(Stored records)
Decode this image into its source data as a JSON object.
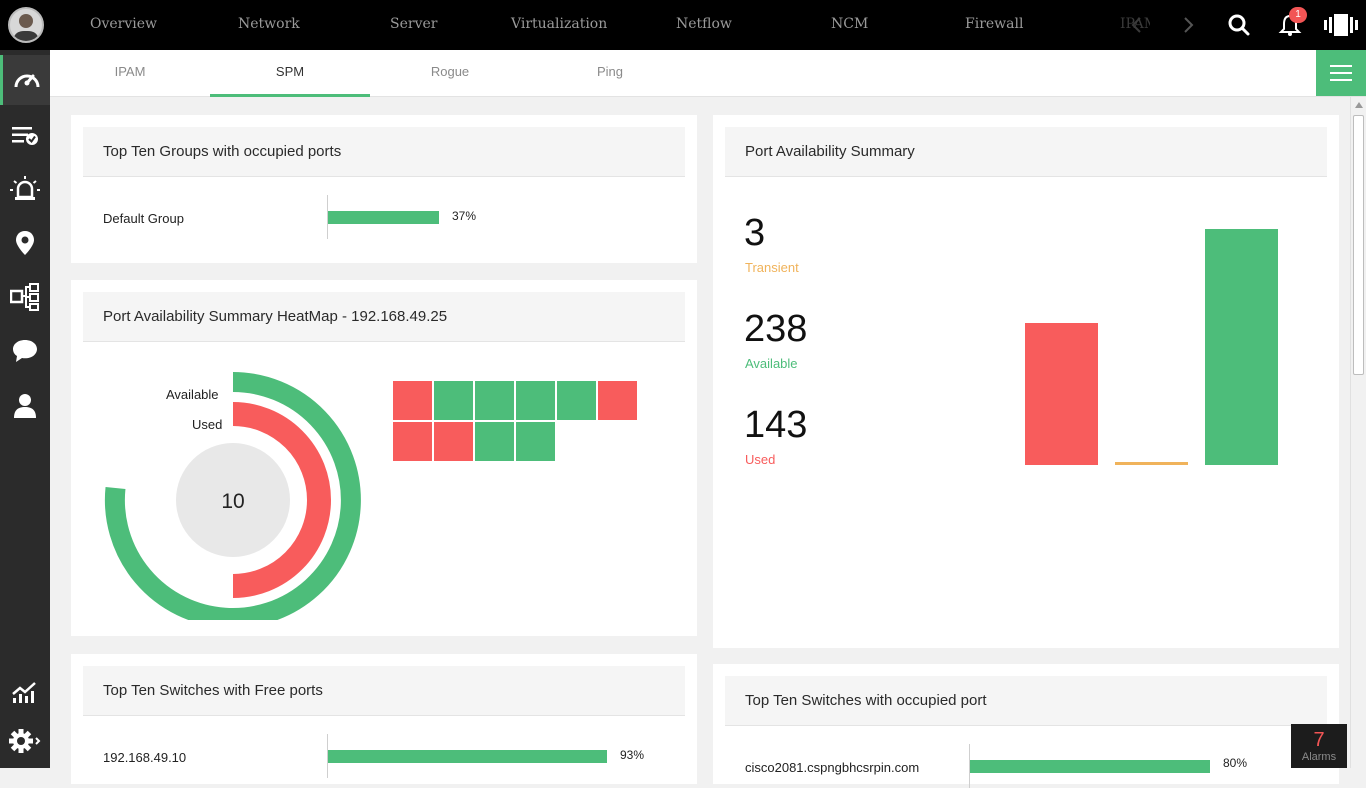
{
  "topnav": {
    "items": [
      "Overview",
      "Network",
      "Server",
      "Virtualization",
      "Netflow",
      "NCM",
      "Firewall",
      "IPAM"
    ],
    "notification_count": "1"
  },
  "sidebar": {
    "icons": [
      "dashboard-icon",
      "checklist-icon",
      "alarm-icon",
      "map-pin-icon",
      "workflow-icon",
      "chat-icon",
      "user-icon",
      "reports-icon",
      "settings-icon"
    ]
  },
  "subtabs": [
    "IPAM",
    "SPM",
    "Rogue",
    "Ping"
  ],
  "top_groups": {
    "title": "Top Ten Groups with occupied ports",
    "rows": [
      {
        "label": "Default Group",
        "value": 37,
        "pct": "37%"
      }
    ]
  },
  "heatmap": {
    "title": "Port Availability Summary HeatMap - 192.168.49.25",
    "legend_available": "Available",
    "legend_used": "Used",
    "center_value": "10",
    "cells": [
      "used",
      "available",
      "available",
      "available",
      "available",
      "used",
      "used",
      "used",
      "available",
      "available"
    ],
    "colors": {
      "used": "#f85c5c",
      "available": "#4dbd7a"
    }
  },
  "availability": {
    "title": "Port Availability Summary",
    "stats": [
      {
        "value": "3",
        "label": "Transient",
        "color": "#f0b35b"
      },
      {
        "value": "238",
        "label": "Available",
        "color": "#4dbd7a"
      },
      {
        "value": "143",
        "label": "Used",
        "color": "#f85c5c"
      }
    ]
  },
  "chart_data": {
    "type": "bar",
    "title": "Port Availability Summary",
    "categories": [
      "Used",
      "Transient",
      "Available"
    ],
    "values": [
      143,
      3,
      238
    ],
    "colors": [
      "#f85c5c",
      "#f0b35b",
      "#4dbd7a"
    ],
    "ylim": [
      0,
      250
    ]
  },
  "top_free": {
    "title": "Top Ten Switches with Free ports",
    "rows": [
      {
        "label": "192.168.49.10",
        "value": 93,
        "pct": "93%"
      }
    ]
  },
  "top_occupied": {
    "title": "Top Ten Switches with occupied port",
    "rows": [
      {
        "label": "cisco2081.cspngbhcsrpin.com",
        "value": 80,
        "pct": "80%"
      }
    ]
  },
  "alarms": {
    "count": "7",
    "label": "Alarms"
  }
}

**SET EXERCISE:** Write out the data precisely as given, excluding the pictures.

**CORRECT ANSWER:**
Decode this image into its source data as a JSON object.
{
  "topnav": {
    "items": [
      "Overview",
      "Network",
      "Server",
      "Virtualization",
      "Netflow",
      "NCM",
      "Firewall",
      "IPAM"
    ],
    "notification_count": "1"
  },
  "sidebar": {
    "icons": [
      "dashboard-icon",
      "checklist-icon",
      "alarm-icon",
      "map-pin-icon",
      "workflow-icon",
      "chat-icon",
      "user-icon",
      "reports-icon",
      "settings-icon"
    ]
  },
  "subtabs": [
    "IPAM",
    "SPM",
    "Rogue",
    "Ping"
  ],
  "top_groups": {
    "title": "Top Ten Groups with occupied ports",
    "rows": [
      {
        "label": "Default Group",
        "value": 37,
        "pct": "37%"
      }
    ]
  },
  "heatmap": {
    "title": "Port Availability Summary HeatMap - 192.168.49.25",
    "legend_available": "Available",
    "legend_used": "Used",
    "center_value": "10",
    "cells": [
      "used",
      "available",
      "available",
      "available",
      "available",
      "used",
      "used",
      "used",
      "available",
      "available"
    ],
    "colors": {
      "used": "#f85c5c",
      "available": "#4dbd7a"
    }
  },
  "availability": {
    "title": "Port Availability Summary",
    "stats": [
      {
        "value": "3",
        "label": "Transient",
        "color": "#f0b35b"
      },
      {
        "value": "238",
        "label": "Available",
        "color": "#4dbd7a"
      },
      {
        "value": "143",
        "label": "Used",
        "color": "#f85c5c"
      }
    ]
  },
  "chart_data": {
    "type": "bar",
    "title": "Port Availability Summary",
    "categories": [
      "Used",
      "Transient",
      "Available"
    ],
    "values": [
      143,
      3,
      238
    ],
    "colors": [
      "#f85c5c",
      "#f0b35b",
      "#4dbd7a"
    ],
    "ylim": [
      0,
      250
    ]
  },
  "top_free": {
    "title": "Top Ten Switches with Free ports",
    "rows": [
      {
        "label": "192.168.49.10",
        "value": 93,
        "pct": "93%"
      }
    ]
  },
  "top_occupied": {
    "title": "Top Ten Switches with occupied port",
    "rows": [
      {
        "label": "cisco2081.cspngbhcsrpin.com",
        "value": 80,
        "pct": "80%"
      }
    ]
  },
  "alarms": {
    "count": "7",
    "label": "Alarms"
  }
}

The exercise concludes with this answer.